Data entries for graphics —

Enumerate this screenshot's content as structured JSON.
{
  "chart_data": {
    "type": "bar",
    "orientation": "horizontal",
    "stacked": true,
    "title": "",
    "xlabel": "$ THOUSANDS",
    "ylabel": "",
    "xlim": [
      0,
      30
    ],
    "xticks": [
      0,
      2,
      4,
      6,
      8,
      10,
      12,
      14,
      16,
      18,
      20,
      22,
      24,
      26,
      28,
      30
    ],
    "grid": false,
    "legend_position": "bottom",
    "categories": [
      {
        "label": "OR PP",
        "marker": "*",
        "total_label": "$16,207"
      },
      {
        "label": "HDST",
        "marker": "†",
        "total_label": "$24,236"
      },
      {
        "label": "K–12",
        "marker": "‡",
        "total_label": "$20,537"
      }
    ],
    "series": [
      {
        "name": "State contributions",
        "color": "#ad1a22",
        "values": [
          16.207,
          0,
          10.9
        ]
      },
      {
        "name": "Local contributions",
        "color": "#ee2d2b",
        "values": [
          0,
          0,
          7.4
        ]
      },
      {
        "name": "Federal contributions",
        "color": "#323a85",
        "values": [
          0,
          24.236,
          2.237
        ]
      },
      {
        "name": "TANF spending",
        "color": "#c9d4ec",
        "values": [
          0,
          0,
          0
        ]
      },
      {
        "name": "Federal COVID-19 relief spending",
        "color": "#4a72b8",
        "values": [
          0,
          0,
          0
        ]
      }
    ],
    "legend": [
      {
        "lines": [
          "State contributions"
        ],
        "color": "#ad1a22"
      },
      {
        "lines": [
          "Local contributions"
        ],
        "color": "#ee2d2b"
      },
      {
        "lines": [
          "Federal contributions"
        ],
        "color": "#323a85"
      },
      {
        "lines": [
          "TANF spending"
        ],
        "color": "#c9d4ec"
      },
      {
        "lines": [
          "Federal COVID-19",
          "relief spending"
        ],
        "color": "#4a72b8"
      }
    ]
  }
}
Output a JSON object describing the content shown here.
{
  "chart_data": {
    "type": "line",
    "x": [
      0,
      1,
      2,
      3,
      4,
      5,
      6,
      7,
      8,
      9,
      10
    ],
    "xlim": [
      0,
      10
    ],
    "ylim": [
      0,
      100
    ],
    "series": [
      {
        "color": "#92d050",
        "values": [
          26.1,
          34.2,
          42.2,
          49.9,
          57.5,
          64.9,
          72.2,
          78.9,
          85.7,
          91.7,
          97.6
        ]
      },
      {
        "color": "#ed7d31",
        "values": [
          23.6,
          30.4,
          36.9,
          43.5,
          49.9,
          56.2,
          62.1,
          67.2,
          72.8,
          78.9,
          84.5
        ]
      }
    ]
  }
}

Problem description — Find and count the lines of the data that include the string "content", and report that figure by itself.

Answer to this exercise — 2